Karakter lain menonjol yang menjadi permasalahan mendasar dalam
praktek pengusahaan hutan berbasis HPH adalah keseragaman (uniformitas)
sistem kelola hutannya. Pada saat itu, sistem kelola hutan menerapkan sistem
silvikultur Tebang Pilih dan Tanam Indonesia atau TPTI yang ditetapkan pada
tahun 1989 sekaligus merupakan penyempurnaan dari sistem silvikultur Tebang
Pilih Indonesia atau TPI yang ditetapkan pada tahun 1972. Secara garis besar,
sistem silvikultur TPTI mengatur tata cara penebangan dengan pembatasan
ukuran limit diameter dan jenis-jenis pohon komersial tertentu yang boleh
ditebang. Pasca penebangan, setiap pemilik HPH harus melakukan penanaman
kembali (baca : rehabilitasi) sekaligus pemeliharaan tegakan tinggal yang akan
menjadi sumber panenan tegakan pada siklus berikutnya. Peraturan yang berisi
sistem kelola hutan tropis Indonesia yang memiliki berbagai karakteristik khas
dan spesifik tersebut -yang sesungguhnya sangat bagus dan ideal- namun
karena lemahnya pengawasan pemerintah pusat justru menjadi salah satu
kelemahan kelola hutan Indonesia, termasuk kelola hutan Kalimantan Timur.
Sistem TPTI justru menjadi salah satu sumber penyimpangan hingga akronim
TPTI diplesetkan untuk menggambarkan rendahnya komitmen pengusaha HPH
menjadi Tebang Pasti Tanam Insya allah, atau singkatan TPTI digunakan untuk
menggambarkan perilaku koruptif aparat birokrasi kehutanan menjadi Telepon
Pengusaha Terima Imbalan. Perilaku masa lalu yang kemudian menuai bencana
di masa kini. Termasuk dampak buruknya berupa stigma kehutanan dalam
bentuk hujatan dan cemoohan, baik kepada aparat kehutanan maupun kalangan
pengusahanya.

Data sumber
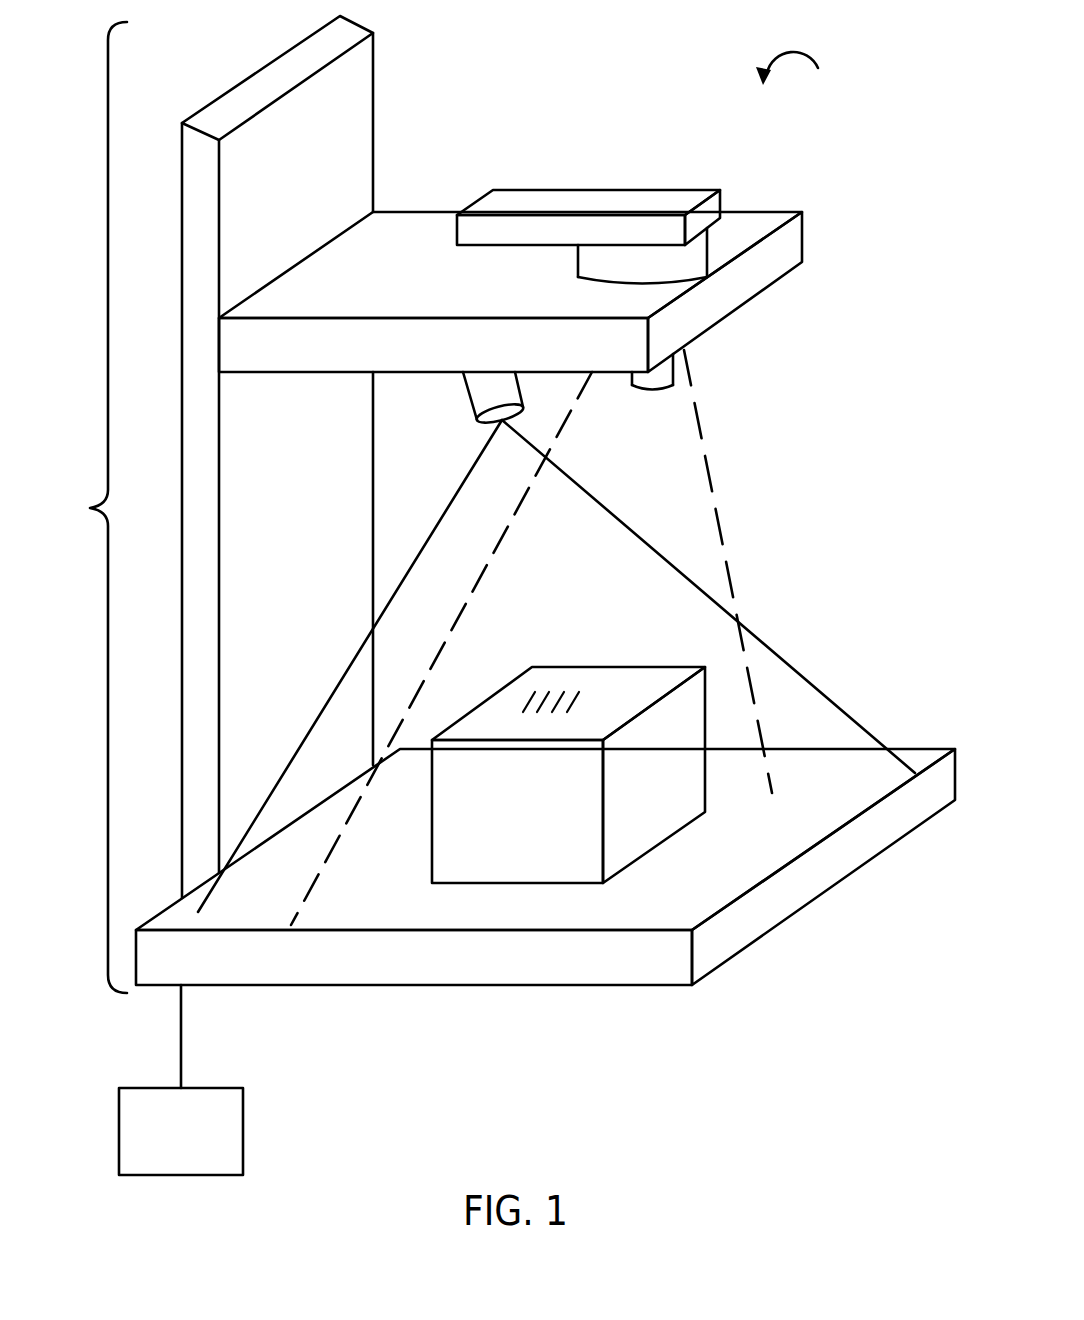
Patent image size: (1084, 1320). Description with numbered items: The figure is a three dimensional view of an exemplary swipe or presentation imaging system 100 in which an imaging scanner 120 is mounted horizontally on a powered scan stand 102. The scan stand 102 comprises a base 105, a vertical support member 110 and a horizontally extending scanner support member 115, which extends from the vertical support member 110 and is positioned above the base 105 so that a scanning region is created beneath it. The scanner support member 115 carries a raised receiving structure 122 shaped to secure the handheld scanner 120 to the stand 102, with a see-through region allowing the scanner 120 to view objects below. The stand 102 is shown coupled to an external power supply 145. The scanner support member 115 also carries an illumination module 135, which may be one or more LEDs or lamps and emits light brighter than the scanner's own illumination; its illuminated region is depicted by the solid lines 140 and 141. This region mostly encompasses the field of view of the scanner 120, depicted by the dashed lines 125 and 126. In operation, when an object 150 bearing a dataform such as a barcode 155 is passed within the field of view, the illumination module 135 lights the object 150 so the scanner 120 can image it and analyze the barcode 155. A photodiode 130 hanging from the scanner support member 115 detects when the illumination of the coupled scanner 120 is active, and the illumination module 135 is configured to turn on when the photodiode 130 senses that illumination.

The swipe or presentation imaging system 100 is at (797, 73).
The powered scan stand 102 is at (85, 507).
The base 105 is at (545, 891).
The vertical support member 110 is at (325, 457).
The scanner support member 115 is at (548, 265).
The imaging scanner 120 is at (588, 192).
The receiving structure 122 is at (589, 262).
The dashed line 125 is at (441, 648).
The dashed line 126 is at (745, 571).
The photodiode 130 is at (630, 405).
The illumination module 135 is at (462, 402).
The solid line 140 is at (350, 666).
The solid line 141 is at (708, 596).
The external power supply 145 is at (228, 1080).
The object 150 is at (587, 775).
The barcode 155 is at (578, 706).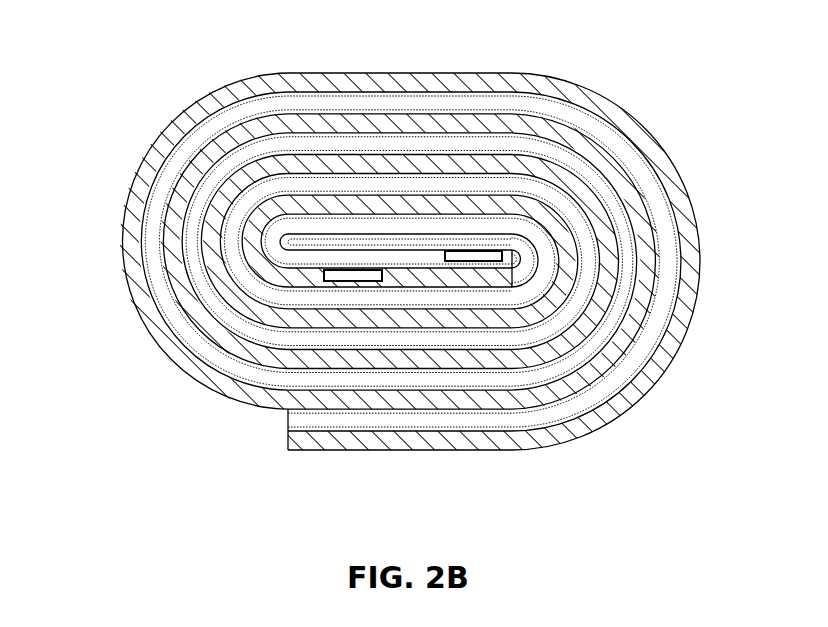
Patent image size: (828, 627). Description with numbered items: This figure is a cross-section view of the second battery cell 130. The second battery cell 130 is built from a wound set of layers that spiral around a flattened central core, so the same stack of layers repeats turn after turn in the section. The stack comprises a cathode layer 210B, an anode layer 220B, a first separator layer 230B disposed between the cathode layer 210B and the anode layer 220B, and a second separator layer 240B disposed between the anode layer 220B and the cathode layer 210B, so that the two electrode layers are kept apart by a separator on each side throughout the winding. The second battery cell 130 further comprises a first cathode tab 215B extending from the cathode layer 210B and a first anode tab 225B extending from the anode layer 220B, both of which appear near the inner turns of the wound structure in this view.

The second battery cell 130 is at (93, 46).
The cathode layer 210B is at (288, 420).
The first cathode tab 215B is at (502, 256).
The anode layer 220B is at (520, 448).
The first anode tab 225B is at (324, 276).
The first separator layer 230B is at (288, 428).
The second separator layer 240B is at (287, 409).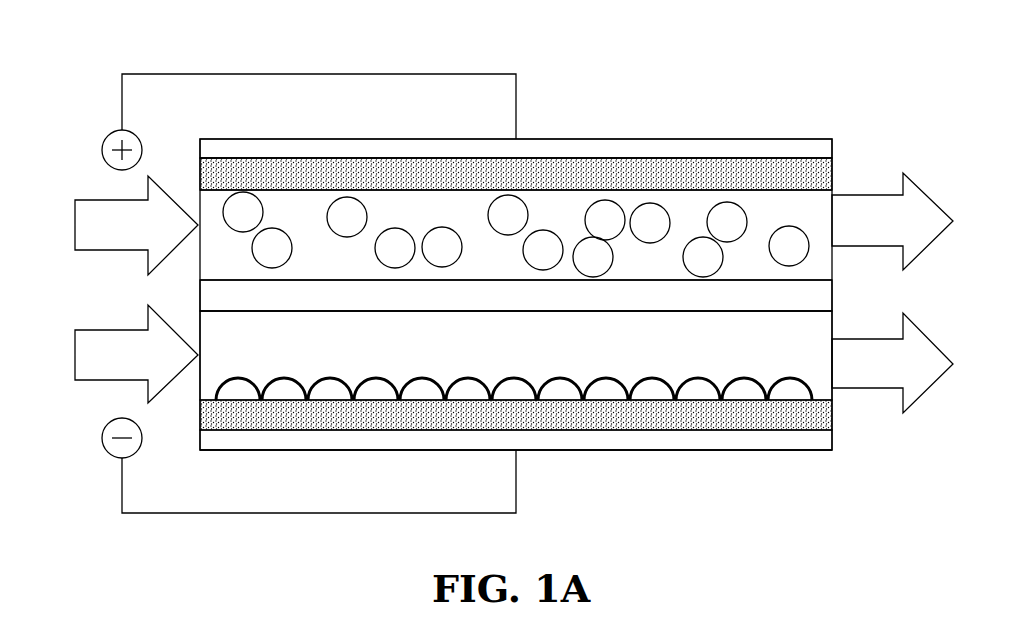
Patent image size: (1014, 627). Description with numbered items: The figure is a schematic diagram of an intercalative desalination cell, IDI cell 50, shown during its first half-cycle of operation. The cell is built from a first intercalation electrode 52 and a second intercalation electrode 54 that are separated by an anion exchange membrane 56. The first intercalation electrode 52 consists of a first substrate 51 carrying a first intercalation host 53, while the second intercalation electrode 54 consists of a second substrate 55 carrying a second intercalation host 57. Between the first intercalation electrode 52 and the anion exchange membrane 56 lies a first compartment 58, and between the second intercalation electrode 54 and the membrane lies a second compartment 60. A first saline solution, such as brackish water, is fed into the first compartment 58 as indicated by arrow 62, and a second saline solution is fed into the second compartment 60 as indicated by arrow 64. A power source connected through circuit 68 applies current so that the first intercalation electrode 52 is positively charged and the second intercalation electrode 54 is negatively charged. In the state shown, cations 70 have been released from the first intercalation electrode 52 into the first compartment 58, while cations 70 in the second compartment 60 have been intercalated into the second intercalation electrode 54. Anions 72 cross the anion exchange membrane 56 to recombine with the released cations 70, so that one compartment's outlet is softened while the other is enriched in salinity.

=== Tugas dan Latihan ===
1 – Kutip apa adanya bagian dari tulisan tentang pengusahaan hutan berbasis HPH yang dibuka dengan kata-kata "Sistem TPTI justru" dan ditutup dengan "pengusahanya.".
2 – Menurut tulisan tentang pengusahaan hutan berbasis HPH, pada tahun berapa sistem silvikultur Tebang Pilih Indonesia (TPI) ditetapkan?
3 – Teruskan tulisan tentang pengusahaan hutan berbasis HPH, mulai sesudah kalimat terakhirnya.

=== Kunci Jawaban ===
1 –
Sistem TPTI justru menjadi salah satu sumber penyimpangan hingga akronim
TPTI diplesetkan untuk menggambarkan rendahnya komitmen pengusaha HPH
menjadi Tebang Pasti Tanam Insya allah, atau singkatan TPTI digunakan untuk
menggambarkan perilaku koruptif aparat birokrasi kehutanan menjadi Telepon
Pengusaha Terima Imbalan. Perilaku masa lalu yang kemudian menuai bencana
di masa kini. Termasuk dampak buruknya berupa stigma kehutanan dalam
bentuk hujatan dan cemoohan, baik kepada aparat kehutanan maupun kalangan
pengusahanya.

2 – Tahun 1972.

3 –
Terakhir, kelemahan sistem kelola hutan berbasis HPH di masa lalu
bermuara pada ketimpangan penguasaan hak kelola hutan (baca : HPH) yang
hanya berada pada segelintir individu yang umumnya merupakan kroni
penguasa atau pejabat pusat. Merupakan sebuah fakta umum pada saat itu,
5
tatkala seorang pengusaha hutan menguasai hingga jutaan hektar hutan
produksi dalam bentuk HPH. Sementara, para pengusaha pribumi, apalagi
pengusaha lokal yang umumnya tidak cukup memiliki akses ke pusat atau ring
terdalam penguasa hanya mampu menjadi “mitra semu” pemegang saham
minoritas dalam bentuk koperasi sebagai penunjuk bahwa sang pengusaha -
penguasa jutaan hektar telah melibatkan partisipasi stakeholder lokal. Sebuah
struktur penguasaan hutan dan lahan yang dalam sejarah kehutanan Indonesia
kemudian menghasilkan sebuah revolusi ideologis dalam bentuk jargon hutan
untuk rakyat atau forest for people.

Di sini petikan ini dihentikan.